▸ **Exercise requirements**: From the listing below, return each line that includes "text".

+++ Information shown

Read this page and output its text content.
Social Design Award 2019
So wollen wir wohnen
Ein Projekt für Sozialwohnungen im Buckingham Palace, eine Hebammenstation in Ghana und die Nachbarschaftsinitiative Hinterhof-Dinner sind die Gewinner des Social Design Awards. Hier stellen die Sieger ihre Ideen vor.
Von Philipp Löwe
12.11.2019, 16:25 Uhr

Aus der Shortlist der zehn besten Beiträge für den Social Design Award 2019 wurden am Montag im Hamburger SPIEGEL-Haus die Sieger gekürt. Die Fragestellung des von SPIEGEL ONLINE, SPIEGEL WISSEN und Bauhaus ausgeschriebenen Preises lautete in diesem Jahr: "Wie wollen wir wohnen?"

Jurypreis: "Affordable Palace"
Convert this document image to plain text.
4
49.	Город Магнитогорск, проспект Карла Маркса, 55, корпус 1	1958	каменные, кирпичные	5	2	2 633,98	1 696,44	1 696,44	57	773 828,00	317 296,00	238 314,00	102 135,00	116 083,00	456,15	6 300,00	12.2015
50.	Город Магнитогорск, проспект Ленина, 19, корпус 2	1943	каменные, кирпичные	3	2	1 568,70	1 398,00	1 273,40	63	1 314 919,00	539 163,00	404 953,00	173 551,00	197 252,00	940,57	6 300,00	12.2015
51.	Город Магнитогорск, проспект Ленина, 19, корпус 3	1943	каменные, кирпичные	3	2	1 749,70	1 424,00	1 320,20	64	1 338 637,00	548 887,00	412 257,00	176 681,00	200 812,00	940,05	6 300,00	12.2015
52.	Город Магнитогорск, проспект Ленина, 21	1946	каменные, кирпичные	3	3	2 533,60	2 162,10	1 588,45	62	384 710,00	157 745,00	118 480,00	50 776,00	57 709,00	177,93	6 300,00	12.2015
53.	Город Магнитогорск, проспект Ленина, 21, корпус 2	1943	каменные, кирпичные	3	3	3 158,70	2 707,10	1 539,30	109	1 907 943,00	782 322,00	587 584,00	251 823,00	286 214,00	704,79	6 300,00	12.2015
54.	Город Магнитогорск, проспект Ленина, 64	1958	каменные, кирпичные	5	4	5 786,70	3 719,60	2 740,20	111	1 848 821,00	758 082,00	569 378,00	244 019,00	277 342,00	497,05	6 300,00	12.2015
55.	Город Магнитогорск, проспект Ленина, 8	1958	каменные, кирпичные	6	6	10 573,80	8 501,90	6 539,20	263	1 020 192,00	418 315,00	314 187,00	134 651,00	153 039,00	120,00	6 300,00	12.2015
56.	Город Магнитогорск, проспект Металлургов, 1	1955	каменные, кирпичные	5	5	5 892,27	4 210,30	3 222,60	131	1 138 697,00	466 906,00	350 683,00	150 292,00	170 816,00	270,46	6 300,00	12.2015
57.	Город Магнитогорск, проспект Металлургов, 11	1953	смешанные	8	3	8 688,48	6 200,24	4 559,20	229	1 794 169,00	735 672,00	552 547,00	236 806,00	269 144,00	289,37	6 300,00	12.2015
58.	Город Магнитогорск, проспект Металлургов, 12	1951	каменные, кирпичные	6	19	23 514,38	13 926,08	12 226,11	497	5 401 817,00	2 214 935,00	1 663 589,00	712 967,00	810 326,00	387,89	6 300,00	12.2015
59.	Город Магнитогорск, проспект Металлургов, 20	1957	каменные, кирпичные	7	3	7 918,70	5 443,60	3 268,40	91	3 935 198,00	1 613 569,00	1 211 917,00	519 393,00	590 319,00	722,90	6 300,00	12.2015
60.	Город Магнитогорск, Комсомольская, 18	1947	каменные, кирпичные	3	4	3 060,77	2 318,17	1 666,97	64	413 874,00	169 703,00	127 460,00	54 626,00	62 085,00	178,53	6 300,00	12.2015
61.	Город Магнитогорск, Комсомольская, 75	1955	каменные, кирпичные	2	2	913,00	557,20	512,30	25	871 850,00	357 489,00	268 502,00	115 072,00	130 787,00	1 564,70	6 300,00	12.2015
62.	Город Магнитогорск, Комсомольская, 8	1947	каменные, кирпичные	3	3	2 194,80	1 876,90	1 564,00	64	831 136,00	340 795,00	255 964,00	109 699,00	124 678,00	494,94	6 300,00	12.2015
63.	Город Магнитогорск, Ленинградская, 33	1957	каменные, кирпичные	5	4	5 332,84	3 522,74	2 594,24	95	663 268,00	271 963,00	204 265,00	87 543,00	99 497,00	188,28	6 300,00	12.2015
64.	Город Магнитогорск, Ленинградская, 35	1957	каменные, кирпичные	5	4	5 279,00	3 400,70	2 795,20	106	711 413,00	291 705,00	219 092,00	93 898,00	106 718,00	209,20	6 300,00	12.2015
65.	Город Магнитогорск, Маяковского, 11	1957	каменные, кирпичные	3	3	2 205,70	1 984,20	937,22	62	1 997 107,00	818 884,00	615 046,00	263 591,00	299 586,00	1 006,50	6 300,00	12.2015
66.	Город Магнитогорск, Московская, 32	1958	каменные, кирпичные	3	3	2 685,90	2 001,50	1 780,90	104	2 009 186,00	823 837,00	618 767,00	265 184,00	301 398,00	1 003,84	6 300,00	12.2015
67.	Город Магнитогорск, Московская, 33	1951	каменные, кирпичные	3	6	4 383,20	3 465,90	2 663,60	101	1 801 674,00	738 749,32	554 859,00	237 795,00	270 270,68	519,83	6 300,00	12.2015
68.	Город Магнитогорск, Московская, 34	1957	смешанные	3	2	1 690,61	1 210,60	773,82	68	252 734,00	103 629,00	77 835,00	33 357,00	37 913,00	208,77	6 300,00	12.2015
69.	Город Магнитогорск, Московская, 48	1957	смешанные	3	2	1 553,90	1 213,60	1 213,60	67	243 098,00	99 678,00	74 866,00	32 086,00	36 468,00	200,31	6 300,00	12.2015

++++++

▸ **Reply**:
Read this page and output its text content.
Convert this document image to plain text.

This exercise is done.